━━━━━ Provided information

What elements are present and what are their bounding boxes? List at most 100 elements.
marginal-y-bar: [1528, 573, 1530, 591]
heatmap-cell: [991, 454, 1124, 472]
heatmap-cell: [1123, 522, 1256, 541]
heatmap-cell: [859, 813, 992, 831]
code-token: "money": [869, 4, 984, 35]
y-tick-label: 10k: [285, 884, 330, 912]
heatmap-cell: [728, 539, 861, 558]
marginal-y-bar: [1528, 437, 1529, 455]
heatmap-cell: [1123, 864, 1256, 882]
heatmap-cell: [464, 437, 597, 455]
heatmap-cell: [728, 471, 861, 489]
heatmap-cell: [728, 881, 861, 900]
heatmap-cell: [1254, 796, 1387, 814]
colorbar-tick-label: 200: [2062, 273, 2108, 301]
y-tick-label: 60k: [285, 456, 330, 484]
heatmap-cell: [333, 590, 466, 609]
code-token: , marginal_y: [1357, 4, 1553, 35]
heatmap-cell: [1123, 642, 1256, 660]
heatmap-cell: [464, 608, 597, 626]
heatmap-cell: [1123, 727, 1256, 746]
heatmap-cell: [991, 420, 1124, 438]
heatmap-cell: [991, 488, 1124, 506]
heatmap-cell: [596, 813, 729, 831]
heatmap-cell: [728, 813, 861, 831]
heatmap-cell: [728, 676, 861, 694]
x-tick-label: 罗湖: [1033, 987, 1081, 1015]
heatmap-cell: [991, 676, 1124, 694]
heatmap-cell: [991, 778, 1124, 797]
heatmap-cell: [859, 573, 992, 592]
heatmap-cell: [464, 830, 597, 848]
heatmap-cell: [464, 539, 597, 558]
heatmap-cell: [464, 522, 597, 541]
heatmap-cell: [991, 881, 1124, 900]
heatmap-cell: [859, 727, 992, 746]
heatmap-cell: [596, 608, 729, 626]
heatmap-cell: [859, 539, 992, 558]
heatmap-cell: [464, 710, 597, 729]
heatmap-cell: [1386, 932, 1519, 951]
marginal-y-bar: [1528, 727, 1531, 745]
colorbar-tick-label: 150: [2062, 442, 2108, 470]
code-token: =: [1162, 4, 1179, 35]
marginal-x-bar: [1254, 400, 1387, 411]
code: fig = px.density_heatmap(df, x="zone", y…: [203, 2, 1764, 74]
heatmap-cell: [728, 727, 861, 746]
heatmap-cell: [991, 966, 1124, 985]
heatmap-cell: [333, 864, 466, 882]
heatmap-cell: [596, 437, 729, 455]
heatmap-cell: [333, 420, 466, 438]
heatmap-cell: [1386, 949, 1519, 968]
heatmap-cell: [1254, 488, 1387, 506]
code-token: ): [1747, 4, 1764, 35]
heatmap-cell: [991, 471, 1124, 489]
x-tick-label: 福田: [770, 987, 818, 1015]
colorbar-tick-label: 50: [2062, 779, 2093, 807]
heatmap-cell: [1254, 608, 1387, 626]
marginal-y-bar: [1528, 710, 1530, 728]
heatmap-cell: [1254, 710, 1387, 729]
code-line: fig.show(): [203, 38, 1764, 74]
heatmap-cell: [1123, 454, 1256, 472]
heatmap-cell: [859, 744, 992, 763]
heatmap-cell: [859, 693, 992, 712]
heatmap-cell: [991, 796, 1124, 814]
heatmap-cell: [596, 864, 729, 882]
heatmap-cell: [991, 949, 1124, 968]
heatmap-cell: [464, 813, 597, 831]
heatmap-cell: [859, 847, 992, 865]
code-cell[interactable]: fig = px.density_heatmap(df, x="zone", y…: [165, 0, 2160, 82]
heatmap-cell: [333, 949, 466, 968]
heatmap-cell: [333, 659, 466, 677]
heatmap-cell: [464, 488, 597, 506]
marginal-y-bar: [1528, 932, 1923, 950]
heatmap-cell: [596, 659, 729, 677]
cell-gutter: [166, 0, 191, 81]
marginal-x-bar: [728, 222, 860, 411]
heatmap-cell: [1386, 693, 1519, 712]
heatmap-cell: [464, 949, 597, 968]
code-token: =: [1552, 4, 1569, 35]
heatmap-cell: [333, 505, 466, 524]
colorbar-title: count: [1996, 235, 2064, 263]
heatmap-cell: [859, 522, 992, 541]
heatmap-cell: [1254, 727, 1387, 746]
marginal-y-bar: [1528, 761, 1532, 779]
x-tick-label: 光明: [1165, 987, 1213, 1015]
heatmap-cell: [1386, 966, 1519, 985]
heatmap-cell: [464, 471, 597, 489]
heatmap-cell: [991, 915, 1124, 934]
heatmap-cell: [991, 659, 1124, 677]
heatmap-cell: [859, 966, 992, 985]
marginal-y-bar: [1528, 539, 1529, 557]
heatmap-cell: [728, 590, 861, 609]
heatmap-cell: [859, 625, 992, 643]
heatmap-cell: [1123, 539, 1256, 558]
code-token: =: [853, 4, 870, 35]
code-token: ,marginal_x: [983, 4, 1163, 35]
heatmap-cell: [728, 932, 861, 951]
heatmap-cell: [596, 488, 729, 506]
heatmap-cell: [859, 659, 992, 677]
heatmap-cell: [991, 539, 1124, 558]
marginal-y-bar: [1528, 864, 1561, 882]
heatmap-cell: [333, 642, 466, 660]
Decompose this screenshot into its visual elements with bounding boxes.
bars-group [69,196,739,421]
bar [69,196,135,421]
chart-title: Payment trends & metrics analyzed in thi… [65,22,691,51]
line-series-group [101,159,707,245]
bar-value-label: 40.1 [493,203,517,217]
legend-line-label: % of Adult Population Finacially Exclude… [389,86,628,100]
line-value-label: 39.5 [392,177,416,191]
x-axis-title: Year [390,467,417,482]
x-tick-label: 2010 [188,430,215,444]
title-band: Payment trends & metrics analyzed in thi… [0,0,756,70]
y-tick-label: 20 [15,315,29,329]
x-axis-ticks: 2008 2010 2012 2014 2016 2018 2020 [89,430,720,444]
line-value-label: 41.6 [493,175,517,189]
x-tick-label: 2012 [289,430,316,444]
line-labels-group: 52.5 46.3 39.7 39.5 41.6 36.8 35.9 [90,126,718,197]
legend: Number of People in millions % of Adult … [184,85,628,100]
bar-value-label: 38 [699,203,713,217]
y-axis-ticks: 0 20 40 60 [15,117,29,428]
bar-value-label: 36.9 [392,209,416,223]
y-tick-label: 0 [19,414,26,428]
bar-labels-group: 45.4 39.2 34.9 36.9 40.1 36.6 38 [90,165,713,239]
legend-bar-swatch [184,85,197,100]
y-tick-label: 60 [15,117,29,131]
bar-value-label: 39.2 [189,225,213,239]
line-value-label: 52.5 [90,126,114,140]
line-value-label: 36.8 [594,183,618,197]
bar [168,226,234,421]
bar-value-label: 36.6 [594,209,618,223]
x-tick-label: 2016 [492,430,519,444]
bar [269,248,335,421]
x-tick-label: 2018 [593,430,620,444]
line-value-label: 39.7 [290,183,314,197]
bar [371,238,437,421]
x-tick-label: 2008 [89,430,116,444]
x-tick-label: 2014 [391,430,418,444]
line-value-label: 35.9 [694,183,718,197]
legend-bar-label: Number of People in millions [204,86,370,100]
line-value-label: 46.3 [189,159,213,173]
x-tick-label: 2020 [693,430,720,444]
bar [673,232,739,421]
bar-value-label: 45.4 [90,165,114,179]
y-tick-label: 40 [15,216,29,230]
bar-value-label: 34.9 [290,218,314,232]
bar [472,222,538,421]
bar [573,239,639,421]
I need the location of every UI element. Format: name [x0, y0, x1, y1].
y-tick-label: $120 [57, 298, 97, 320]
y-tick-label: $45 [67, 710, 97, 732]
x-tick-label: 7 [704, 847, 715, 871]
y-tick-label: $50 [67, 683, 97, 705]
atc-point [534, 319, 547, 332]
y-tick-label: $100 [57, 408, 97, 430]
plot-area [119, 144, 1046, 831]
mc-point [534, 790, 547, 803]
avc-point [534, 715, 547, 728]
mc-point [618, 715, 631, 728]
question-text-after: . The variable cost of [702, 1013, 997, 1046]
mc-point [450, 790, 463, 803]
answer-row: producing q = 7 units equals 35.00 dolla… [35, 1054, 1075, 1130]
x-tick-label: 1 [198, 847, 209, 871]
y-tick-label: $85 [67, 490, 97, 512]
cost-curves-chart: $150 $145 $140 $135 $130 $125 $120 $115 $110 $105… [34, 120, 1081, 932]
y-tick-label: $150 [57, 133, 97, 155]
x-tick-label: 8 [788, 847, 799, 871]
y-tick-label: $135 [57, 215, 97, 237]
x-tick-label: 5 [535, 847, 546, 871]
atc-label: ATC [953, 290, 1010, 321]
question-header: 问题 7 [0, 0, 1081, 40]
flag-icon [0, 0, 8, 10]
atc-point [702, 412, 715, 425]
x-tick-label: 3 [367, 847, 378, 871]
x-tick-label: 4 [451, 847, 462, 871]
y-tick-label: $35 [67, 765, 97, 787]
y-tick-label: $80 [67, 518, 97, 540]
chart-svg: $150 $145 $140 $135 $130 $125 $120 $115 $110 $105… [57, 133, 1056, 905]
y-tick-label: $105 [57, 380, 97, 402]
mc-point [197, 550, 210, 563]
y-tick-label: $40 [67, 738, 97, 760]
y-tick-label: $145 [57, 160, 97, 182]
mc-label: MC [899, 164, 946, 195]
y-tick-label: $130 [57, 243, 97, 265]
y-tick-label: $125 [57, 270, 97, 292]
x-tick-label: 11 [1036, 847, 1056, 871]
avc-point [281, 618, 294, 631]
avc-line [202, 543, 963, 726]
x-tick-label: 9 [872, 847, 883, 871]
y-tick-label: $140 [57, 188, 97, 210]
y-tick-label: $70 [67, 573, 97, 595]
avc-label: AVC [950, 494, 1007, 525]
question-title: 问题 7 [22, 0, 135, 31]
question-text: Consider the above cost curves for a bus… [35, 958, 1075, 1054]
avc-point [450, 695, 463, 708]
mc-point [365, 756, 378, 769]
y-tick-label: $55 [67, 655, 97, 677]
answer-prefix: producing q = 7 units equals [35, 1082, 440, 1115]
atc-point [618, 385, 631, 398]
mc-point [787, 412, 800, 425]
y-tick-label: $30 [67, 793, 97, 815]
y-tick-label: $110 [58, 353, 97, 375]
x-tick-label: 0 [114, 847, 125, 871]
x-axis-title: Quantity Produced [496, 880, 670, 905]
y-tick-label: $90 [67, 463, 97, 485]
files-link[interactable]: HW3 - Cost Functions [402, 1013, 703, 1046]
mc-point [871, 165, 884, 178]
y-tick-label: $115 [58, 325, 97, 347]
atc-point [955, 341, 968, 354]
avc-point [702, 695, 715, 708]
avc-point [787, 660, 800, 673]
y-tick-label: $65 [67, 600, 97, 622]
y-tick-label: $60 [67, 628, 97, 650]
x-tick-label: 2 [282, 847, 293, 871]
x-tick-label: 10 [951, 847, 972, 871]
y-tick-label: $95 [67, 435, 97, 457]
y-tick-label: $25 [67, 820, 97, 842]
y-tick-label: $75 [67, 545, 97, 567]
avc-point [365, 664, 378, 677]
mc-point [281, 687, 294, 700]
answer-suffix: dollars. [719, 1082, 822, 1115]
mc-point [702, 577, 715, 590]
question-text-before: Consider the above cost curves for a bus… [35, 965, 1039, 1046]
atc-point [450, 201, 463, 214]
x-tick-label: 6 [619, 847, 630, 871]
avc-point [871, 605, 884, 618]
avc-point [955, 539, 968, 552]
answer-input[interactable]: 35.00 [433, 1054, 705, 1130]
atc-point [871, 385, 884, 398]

━━━━━━━━━━

Goal:
Go through the material and copy out every line that contains the string "above".

Answer to this problem:
question-text: Consider the above cost curves for a bus… [35, 958, 1075, 1054]
question-text-before: Consider the above cost curves for a bus… [35, 965, 1039, 1046]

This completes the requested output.